== TASK DESCRIPTION ==
Work out how many lines have "JSON" in them. Give only that number.

== DATA SUPPLIED ==
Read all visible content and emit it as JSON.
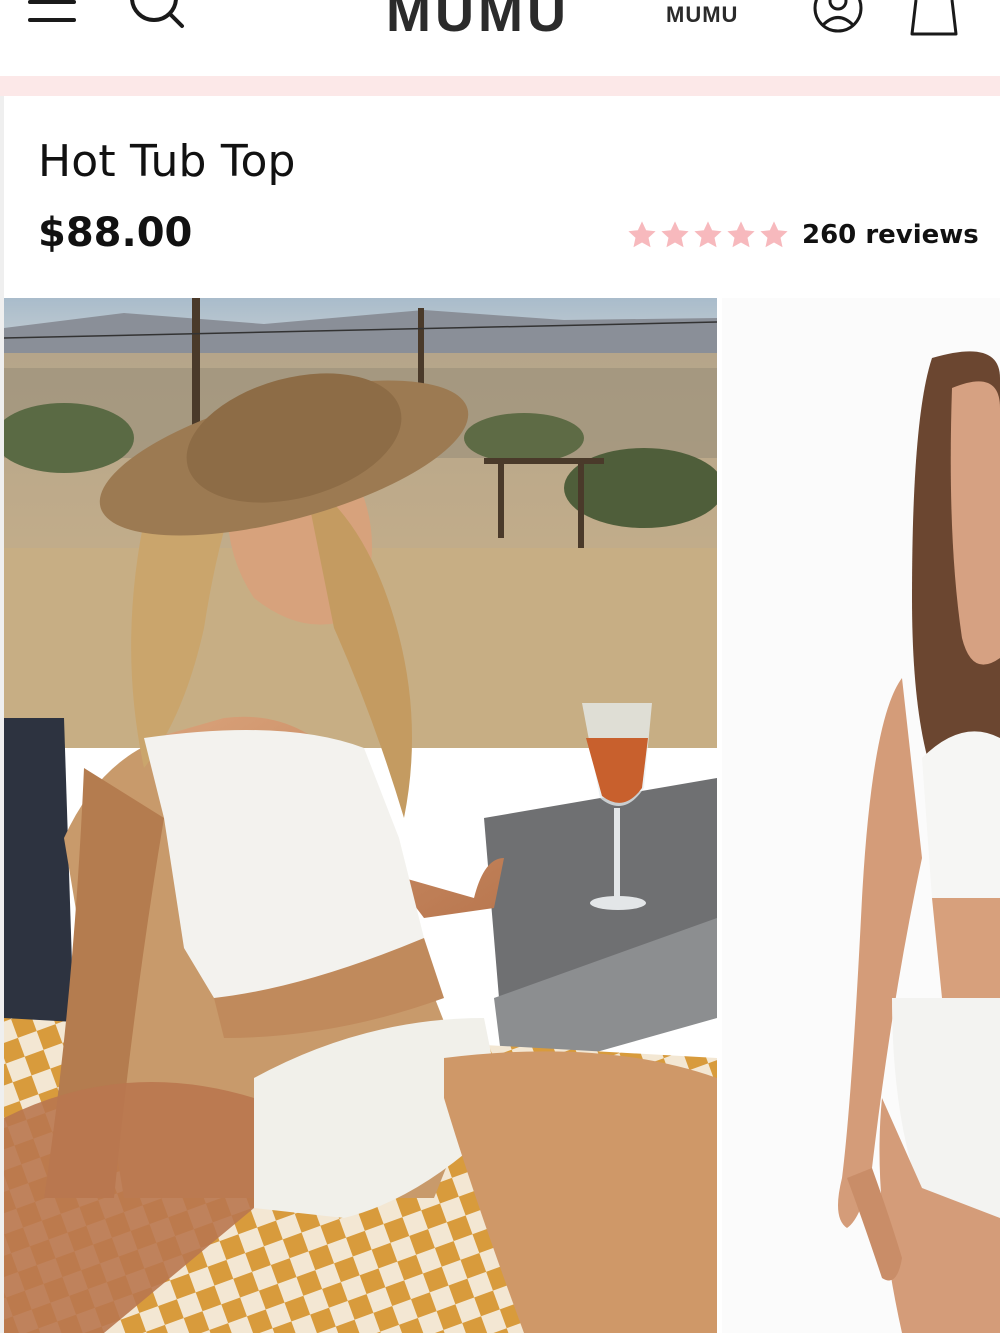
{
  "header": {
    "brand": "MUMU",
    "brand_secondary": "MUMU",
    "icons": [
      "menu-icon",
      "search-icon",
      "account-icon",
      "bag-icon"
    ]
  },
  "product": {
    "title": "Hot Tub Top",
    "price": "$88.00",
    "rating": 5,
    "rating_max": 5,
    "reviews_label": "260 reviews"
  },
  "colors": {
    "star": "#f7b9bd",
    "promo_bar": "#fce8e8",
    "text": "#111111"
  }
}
==
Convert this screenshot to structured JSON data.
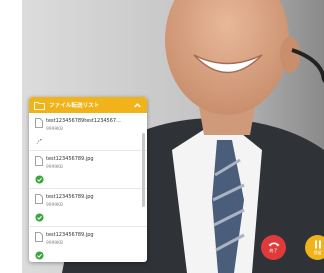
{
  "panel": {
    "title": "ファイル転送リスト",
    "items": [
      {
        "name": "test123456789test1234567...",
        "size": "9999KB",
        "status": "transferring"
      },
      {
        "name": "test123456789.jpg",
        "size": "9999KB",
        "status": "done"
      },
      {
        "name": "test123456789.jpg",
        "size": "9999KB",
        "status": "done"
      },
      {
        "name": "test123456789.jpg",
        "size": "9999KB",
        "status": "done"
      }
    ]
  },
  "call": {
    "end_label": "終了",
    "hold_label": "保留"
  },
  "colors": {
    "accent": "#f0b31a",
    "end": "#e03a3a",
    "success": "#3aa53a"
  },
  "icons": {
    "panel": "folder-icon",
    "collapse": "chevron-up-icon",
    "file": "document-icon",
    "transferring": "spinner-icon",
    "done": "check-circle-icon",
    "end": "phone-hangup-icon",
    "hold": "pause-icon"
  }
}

== EXERCISE SOLUTION ==
2